--- ENTRIES ---

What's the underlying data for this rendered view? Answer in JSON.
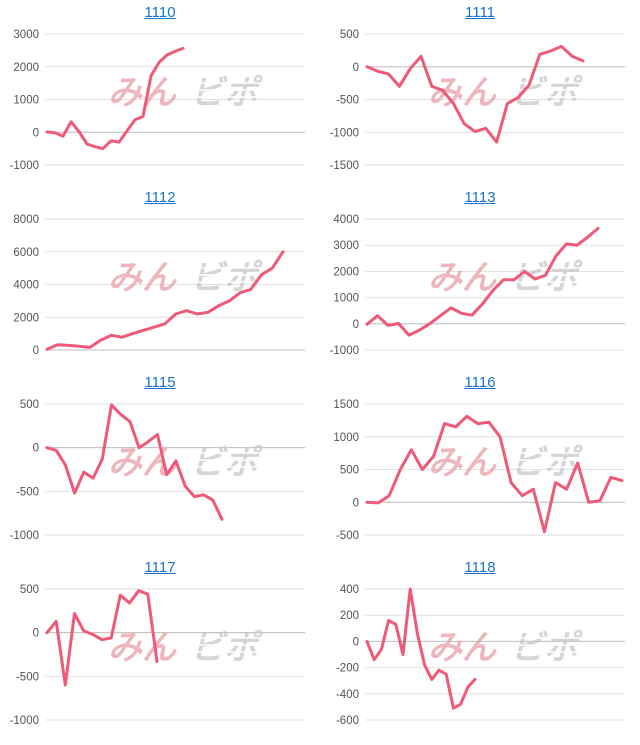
{
  "colors": {
    "line": "#ee5a78",
    "grid": "#e2e2e2",
    "axis": "#bdbdbd",
    "title": "#1a73c8",
    "watermark": "#e8a0a8"
  },
  "watermark": {
    "left": "みん",
    "right": "ビポ"
  },
  "chart_data": [
    {
      "type": "line",
      "title": "1110",
      "ylim": [
        -1000,
        3000
      ],
      "yticks": [
        3000,
        2000,
        1000,
        0,
        -1000
      ],
      "series": [
        {
          "values": [
            10,
            -20,
            -120,
            320,
            20,
            -360,
            -440,
            -500,
            -260,
            -300,
            40,
            380,
            480,
            1720,
            2130,
            2360,
            2470,
            2560
          ]
        }
      ]
    },
    {
      "type": "line",
      "title": "1111",
      "ylim": [
        -1500,
        500
      ],
      "yticks": [
        500,
        0,
        -500,
        -1000,
        -1500
      ],
      "series": [
        {
          "values": [
            0,
            -70,
            -110,
            -300,
            -30,
            160,
            -300,
            -360,
            -560,
            -870,
            -990,
            -940,
            -1150,
            -560,
            -470,
            -280,
            190,
            240,
            310,
            160,
            90
          ]
        }
      ]
    },
    {
      "type": "line",
      "title": "1112",
      "ylim": [
        0,
        8000
      ],
      "yticks": [
        8000,
        6000,
        4000,
        2000,
        0
      ],
      "series": [
        {
          "values": [
            50,
            320,
            280,
            230,
            160,
            600,
            900,
            780,
            1000,
            1200,
            1400,
            1600,
            2200,
            2400,
            2200,
            2300,
            2700,
            3000,
            3500,
            3700,
            4600,
            5000,
            6000
          ]
        }
      ]
    },
    {
      "type": "line",
      "title": "1113",
      "ylim": [
        -1000,
        4000
      ],
      "yticks": [
        4000,
        3000,
        2000,
        1000,
        0,
        -1000
      ],
      "series": [
        {
          "values": [
            -20,
            310,
            -60,
            10,
            -430,
            -240,
            10,
            310,
            610,
            400,
            330,
            760,
            1280,
            1680,
            1680,
            2000,
            1710,
            1850,
            2590,
            3050,
            3000,
            3300,
            3640
          ]
        }
      ]
    },
    {
      "type": "line",
      "title": "1115",
      "ylim": [
        -1000,
        500
      ],
      "yticks": [
        500,
        0,
        -500,
        -1000
      ],
      "series": [
        {
          "values": [
            0,
            -30,
            -200,
            -520,
            -280,
            -350,
            -130,
            490,
            380,
            300,
            0,
            70,
            150,
            -310,
            -150,
            -440,
            -560,
            -540,
            -600,
            -820
          ]
        }
      ]
    },
    {
      "type": "line",
      "title": "1116",
      "ylim": [
        -500,
        1500
      ],
      "yticks": [
        1500,
        1000,
        500,
        0,
        -500
      ],
      "series": [
        {
          "values": [
            0,
            -10,
            100,
            500,
            800,
            500,
            700,
            1200,
            1150,
            1310,
            1200,
            1220,
            1000,
            300,
            100,
            200,
            -450,
            300,
            200,
            600,
            0,
            20,
            380,
            330
          ]
        }
      ]
    },
    {
      "type": "line",
      "title": "1117",
      "ylim": [
        -1000,
        500
      ],
      "yticks": [
        500,
        0,
        -500,
        -1000
      ],
      "series": [
        {
          "values": [
            0,
            130,
            -600,
            220,
            20,
            -20,
            -80,
            -60,
            430,
            340,
            480,
            440,
            -330
          ]
        }
      ]
    },
    {
      "type": "line",
      "title": "1118",
      "ylim": [
        -600,
        400
      ],
      "yticks": [
        400,
        200,
        0,
        -200,
        -400,
        -600
      ],
      "series": [
        {
          "values": [
            0,
            -140,
            -60,
            160,
            130,
            -100,
            400,
            60,
            -180,
            -290,
            -220,
            -250,
            -510,
            -480,
            -350,
            -290
          ]
        }
      ]
    }
  ]
}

---

DIRECTION – Exact duplication of all the records is required; pictures are omitted from the copy.

COMPLETED TASK –
What's the underlying data for this rendered view? Answer in JSON.
{
  "colors": {
    "line": "#ee5a78",
    "grid": "#e2e2e2",
    "axis": "#bdbdbd",
    "title": "#1a73c8",
    "watermark": "#e8a0a8"
  },
  "watermark": {
    "left": "みん",
    "right": "ビポ"
  },
  "chart_data": [
    {
      "type": "line",
      "title": "1110",
      "ylim": [
        -1000,
        3000
      ],
      "yticks": [
        3000,
        2000,
        1000,
        0,
        -1000
      ],
      "series": [
        {
          "values": [
            10,
            -20,
            -120,
            320,
            20,
            -360,
            -440,
            -500,
            -260,
            -300,
            40,
            380,
            480,
            1720,
            2130,
            2360,
            2470,
            2560
          ]
        }
      ]
    },
    {
      "type": "line",
      "title": "1111",
      "ylim": [
        -1500,
        500
      ],
      "yticks": [
        500,
        0,
        -500,
        -1000,
        -1500
      ],
      "series": [
        {
          "values": [
            0,
            -70,
            -110,
            -300,
            -30,
            160,
            -300,
            -360,
            -560,
            -870,
            -990,
            -940,
            -1150,
            -560,
            -470,
            -280,
            190,
            240,
            310,
            160,
            90
          ]
        }
      ]
    },
    {
      "type": "line",
      "title": "1112",
      "ylim": [
        0,
        8000
      ],
      "yticks": [
        8000,
        6000,
        4000,
        2000,
        0
      ],
      "series": [
        {
          "values": [
            50,
            320,
            280,
            230,
            160,
            600,
            900,
            780,
            1000,
            1200,
            1400,
            1600,
            2200,
            2400,
            2200,
            2300,
            2700,
            3000,
            3500,
            3700,
            4600,
            5000,
            6000
          ]
        }
      ]
    },
    {
      "type": "line",
      "title": "1113",
      "ylim": [
        -1000,
        4000
      ],
      "yticks": [
        4000,
        3000,
        2000,
        1000,
        0,
        -1000
      ],
      "series": [
        {
          "values": [
            -20,
            310,
            -60,
            10,
            -430,
            -240,
            10,
            310,
            610,
            400,
            330,
            760,
            1280,
            1680,
            1680,
            2000,
            1710,
            1850,
            2590,
            3050,
            3000,
            3300,
            3640
          ]
        }
      ]
    },
    {
      "type": "line",
      "title": "1115",
      "ylim": [
        -1000,
        500
      ],
      "yticks": [
        500,
        0,
        -500,
        -1000
      ],
      "series": [
        {
          "values": [
            0,
            -30,
            -200,
            -520,
            -280,
            -350,
            -130,
            490,
            380,
            300,
            0,
            70,
            150,
            -310,
            -150,
            -440,
            -560,
            -540,
            -600,
            -820
          ]
        }
      ]
    },
    {
      "type": "line",
      "title": "1116",
      "ylim": [
        -500,
        1500
      ],
      "yticks": [
        1500,
        1000,
        500,
        0,
        -500
      ],
      "series": [
        {
          "values": [
            0,
            -10,
            100,
            500,
            800,
            500,
            700,
            1200,
            1150,
            1310,
            1200,
            1220,
            1000,
            300,
            100,
            200,
            -450,
            300,
            200,
            600,
            0,
            20,
            380,
            330
          ]
        }
      ]
    },
    {
      "type": "line",
      "title": "1117",
      "ylim": [
        -1000,
        500
      ],
      "yticks": [
        500,
        0,
        -500,
        -1000
      ],
      "series": [
        {
          "values": [
            0,
            130,
            -600,
            220,
            20,
            -20,
            -80,
            -60,
            430,
            340,
            480,
            440,
            -330
          ]
        }
      ]
    },
    {
      "type": "line",
      "title": "1118",
      "ylim": [
        -600,
        400
      ],
      "yticks": [
        400,
        200,
        0,
        -200,
        -400,
        -600
      ],
      "series": [
        {
          "values": [
            0,
            -140,
            -60,
            160,
            130,
            -100,
            400,
            60,
            -180,
            -290,
            -220,
            -250,
            -510,
            -480,
            -350,
            -290
          ]
        }
      ]
    }
  ]
}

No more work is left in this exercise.